▸ **THE TASK**
Nothing in the data should change when you return it, but leave the pictures out.

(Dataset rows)
^^^^^^^^
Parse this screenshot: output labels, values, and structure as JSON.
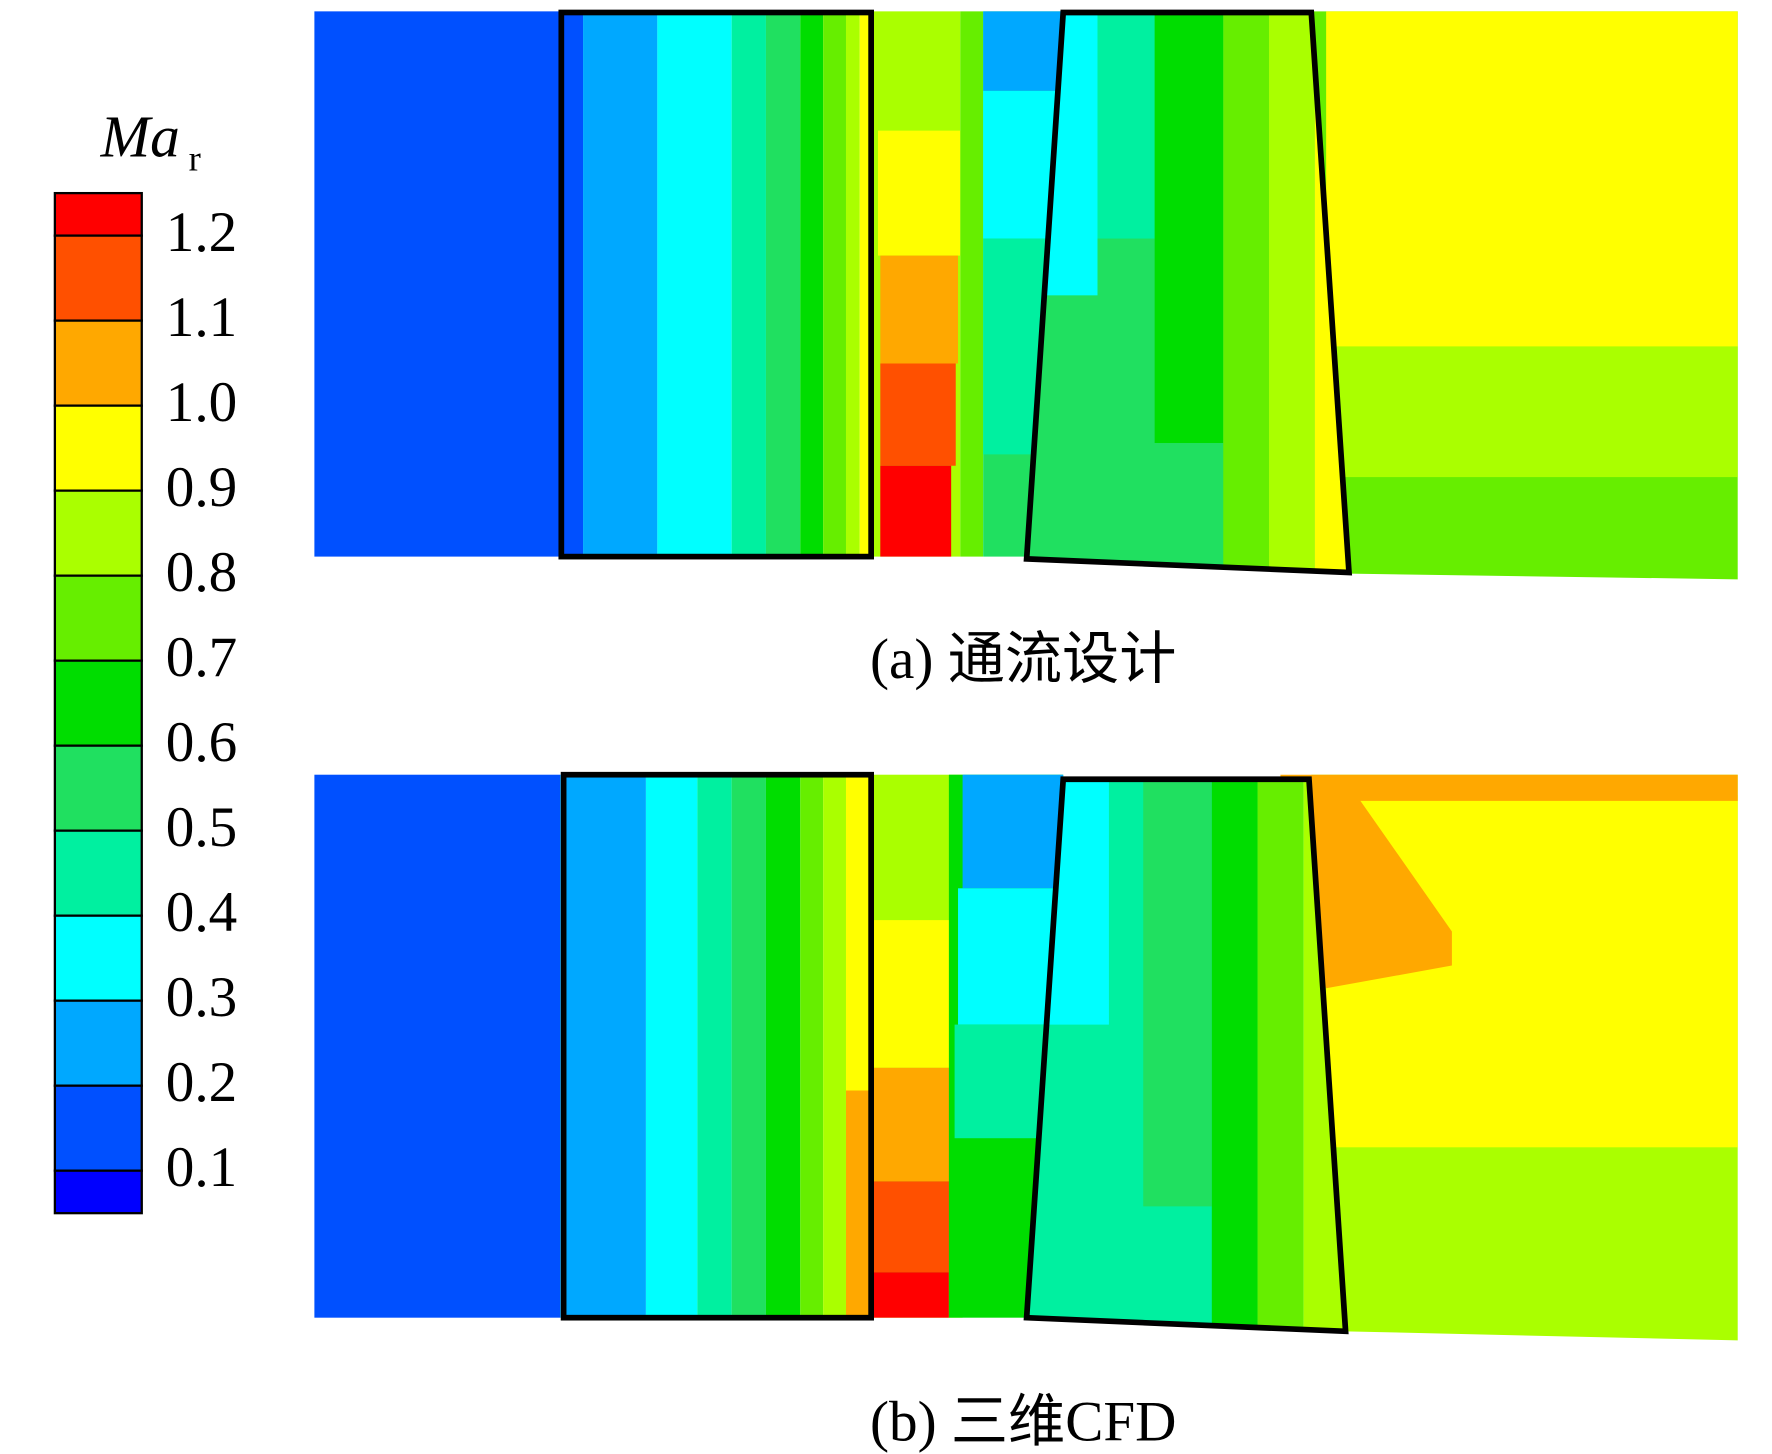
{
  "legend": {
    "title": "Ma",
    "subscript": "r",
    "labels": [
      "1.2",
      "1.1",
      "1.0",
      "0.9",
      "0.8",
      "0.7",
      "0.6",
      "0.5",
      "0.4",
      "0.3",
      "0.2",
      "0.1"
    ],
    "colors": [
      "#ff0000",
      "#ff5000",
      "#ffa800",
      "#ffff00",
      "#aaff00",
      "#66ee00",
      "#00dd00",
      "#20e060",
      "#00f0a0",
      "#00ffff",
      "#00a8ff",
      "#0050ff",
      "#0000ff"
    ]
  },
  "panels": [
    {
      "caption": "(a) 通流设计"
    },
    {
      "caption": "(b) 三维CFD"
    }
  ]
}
^^^^^^^^
▸ **TASK RESPONSE**
Parse this screenshot: output labels, values, and structure as JSON.
{
  "legend": {
    "title": "Ma",
    "subscript": "r",
    "labels": [
      "1.2",
      "1.1",
      "1.0",
      "0.9",
      "0.8",
      "0.7",
      "0.6",
      "0.5",
      "0.4",
      "0.3",
      "0.2",
      "0.1"
    ],
    "colors": [
      "#ff0000",
      "#ff5000",
      "#ffa800",
      "#ffff00",
      "#aaff00",
      "#66ee00",
      "#00dd00",
      "#20e060",
      "#00f0a0",
      "#00ffff",
      "#00a8ff",
      "#0050ff",
      "#0000ff"
    ]
  },
  "panels": [
    {
      "caption": "(a) 通流设计"
    },
    {
      "caption": "(b) 三维CFD"
    }
  ]
}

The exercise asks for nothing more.